As I type this I can hear the noise from a large family going past my house, they have several older children and a toddler and a baby in a buggy. Does anyone agree with me that 10.20pm in much too late for small children to be out and the family should taylor its outings to fit in with the babies. They wont be little for ever.

My DDs FIL recently said that they should take the little one out at night and just let her fall asleep in her buggy, DD was so angry at this suggestion as they only go out at night if they have a babysitter.

Young families nowadays seem to be more lax with their bedtime rules than my generation was, does anyone agree

marfin41 Sun 23-Aug-15 14:59:21

janeainsworth I don't see anything wrong at all with stay at home moms wanting the evening to themselves and hubby's. I know i did as much as I loved my kids . If you work that's entirely different and school holiday rules are different to term time IMHO. But each family should do what is right for them.

Nandalot Sun 23-Aug-15 15:38:08

i agree that children should have regular and fairly early bed times. If you look at the sleep requirements for children, they are quite high, but I don't think the odd late night on a special visit/occasion is too much of a problem.

3 of my GC live in Spain and have a Spanish mother and they go to bed very late. To be fair it is incredibly hot in the summer. They phoned yesterday and said it was quite cool only 25+. It is usually 30+ to 40. The only time it is pleasant to be out and walking is early or late. They also eat late too. 8 pm or later. However, I have never understood why the don't change the routine in the winter.

2 GC in England go to bed between 7 -7.30. They are twins but one is an owl, usually not asleep before 9 and the other a lark.

ajanela Mon 24-Aug-15 08:18:28

Tahith, I agree with you. In Europe it is a completely different culture. Children socialise with the family and grow up closer to their family. The family that eats together, stay together. There are other times to catch up on sleep than at night.

Eloethan Mon 24-Aug-15 12:25:42

I'm not sure but I think in some other European countries the school day starts earlier and finishes earlier and so presumably the children can go home and have a nap. In the UK the school day generally finishes between 3 and 3.30 so if children have gone to bed very late they are likely to be quite tired in the afternoon and to find it more difficult to concentrate.

It seems to me that an earlier school start might be better, although apparently research shows that teenagers in particular benefit from a late school start because they are more alert and focused later in the day. I wonder about this. My friend at school came from Germany and when she lived there she had to start school at, I think, 8 a.m. She also finished much earlier. Educationally, she was far in advance of me and didn't seem to have suffered at all under the early start regime.

=== Provided records ===
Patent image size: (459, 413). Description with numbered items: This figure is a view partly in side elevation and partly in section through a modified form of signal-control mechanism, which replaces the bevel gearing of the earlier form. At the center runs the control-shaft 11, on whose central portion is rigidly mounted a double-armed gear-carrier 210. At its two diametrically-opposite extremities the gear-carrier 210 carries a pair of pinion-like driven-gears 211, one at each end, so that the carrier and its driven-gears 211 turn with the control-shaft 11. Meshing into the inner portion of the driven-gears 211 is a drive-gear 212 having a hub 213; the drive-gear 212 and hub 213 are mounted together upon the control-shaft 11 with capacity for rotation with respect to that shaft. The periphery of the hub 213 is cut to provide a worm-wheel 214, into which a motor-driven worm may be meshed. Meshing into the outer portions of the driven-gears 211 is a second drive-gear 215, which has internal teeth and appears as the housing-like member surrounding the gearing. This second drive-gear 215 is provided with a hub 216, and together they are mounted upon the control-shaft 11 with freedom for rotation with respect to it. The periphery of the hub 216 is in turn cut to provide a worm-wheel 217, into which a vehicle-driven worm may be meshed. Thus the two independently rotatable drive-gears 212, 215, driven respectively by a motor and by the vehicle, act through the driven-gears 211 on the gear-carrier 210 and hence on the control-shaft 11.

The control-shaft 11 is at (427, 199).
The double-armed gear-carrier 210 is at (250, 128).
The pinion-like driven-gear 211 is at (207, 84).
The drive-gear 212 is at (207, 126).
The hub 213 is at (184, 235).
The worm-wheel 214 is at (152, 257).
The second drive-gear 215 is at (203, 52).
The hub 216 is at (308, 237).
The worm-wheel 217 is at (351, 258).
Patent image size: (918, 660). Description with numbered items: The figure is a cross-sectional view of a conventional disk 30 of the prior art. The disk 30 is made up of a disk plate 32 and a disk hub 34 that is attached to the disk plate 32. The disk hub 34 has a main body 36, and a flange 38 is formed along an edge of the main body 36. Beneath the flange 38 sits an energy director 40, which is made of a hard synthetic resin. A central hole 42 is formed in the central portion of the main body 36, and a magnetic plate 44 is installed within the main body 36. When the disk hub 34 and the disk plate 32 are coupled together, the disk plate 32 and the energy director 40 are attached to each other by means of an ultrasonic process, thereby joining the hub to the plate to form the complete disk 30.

* * *

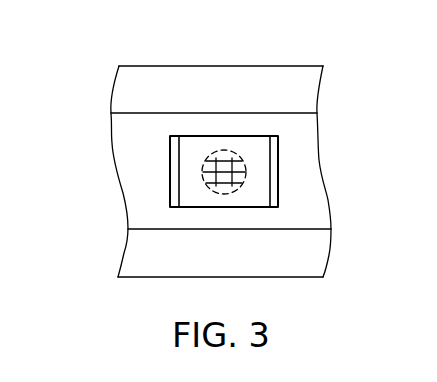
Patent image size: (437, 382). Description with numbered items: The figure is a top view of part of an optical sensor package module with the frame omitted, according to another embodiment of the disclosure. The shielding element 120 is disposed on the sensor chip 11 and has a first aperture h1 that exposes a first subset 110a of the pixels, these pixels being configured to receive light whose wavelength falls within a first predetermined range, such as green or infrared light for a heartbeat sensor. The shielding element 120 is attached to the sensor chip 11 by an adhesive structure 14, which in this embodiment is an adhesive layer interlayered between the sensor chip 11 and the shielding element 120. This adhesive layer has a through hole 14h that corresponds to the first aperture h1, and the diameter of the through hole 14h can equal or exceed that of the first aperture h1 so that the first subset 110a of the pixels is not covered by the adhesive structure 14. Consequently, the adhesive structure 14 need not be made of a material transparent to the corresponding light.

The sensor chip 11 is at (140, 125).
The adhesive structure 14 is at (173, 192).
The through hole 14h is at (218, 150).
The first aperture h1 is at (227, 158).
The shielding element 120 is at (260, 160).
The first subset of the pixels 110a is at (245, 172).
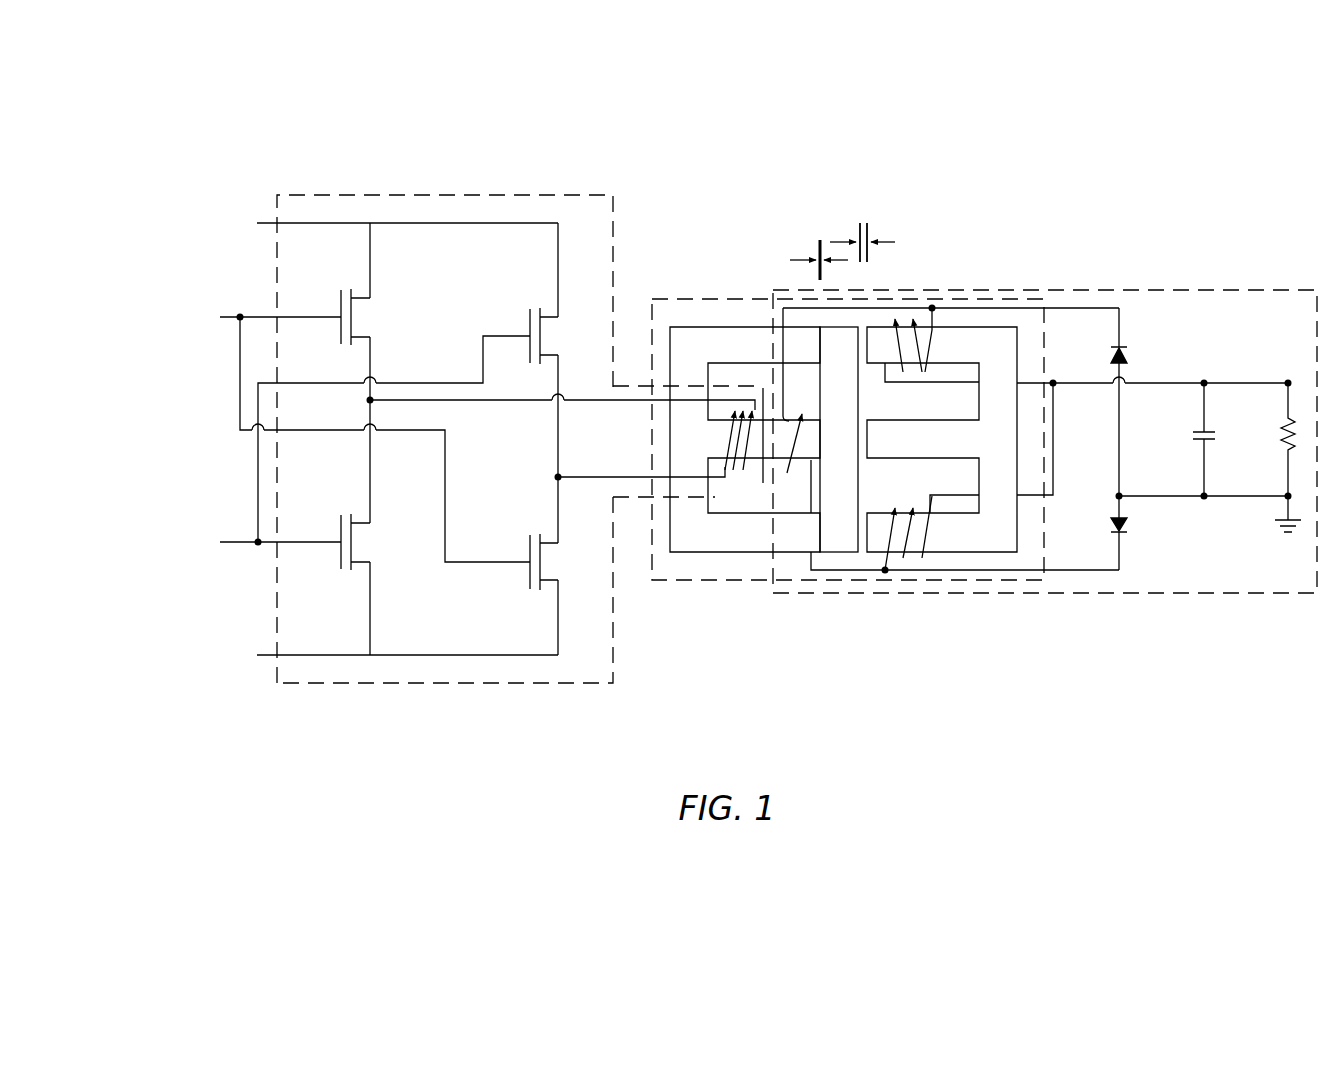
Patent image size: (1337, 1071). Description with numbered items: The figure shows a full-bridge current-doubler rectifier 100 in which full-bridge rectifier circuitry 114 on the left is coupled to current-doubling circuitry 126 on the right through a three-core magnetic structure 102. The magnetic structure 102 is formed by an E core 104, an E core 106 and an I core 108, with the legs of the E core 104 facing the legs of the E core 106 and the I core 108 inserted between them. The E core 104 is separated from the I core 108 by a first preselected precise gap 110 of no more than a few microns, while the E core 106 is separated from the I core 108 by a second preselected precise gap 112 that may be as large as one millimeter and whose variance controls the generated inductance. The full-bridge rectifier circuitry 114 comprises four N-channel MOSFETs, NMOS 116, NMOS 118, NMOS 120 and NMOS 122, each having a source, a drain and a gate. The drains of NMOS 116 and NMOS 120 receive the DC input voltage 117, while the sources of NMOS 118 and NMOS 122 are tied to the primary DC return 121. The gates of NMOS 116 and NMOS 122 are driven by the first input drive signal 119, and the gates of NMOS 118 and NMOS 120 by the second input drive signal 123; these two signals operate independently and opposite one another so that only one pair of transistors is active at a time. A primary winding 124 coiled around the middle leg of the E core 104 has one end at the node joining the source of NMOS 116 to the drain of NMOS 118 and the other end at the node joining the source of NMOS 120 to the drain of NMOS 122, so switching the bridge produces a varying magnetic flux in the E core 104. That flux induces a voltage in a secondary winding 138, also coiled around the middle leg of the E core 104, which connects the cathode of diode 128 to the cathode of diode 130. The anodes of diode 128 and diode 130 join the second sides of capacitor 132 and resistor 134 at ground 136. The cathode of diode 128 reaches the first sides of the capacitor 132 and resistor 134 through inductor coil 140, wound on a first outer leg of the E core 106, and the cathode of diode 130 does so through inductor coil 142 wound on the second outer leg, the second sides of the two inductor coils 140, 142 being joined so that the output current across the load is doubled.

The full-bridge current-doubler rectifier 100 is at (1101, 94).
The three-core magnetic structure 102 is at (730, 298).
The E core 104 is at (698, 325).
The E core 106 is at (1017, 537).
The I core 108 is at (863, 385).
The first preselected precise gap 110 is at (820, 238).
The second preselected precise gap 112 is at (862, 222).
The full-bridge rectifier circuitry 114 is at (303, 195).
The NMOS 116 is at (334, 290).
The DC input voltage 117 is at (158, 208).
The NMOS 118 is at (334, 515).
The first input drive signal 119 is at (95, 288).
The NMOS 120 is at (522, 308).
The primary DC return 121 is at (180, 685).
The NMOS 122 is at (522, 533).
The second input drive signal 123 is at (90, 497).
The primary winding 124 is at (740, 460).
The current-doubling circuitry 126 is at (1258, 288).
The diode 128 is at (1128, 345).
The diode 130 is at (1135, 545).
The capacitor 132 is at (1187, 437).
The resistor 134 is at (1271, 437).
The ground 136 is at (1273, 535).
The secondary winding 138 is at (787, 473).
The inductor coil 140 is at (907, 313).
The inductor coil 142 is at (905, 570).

=== Exercises ===
(a) Answer these questions from the forum thread on children's bedtimes:
(i) At what time did the family with the toddler and the baby go past the first poster's house?
(ii) Between what times do the two grandchildren in England go to bed?
(iii) According to Eloethan, between what times does the UK school day generally finish?
(b) Resume the forum thread on children's bedtimes after its last sentence and carry it on.

=== Task-by-task answers ===
(a)
(i) 10.20pm
(ii) Between 7 and 7.30
(iii) Between 3 and 3.30

(b)
dorsetpennt Mon 24-Aug-15 12:32:14

My DGDs are in bed and light off by 7.30pm on school nights. They are three and a half and six. Holidays and weekends are slightly later like 8pm. The four and half year old upstairs is up until 10pm some nights, on school nights about nine . She goes down for a nap about 4pm ! Her mother said otherwise she gets grumpy. She doesn't sleep any later so no wonder she gets grumpy. Children of that age need a regular bedtime routine, she seems to go to bed when she feels like it. After a full day with your children it's nice to have the evening to yourself. It seems to be the norm with a lot of parents these days that the whole family goes to bed at the same time.

Elrel Mon 24-Aug-15 14:20:57

If a baby or small child doesn't easily fall asleep an evening stroll in the buggy often helps them drop off.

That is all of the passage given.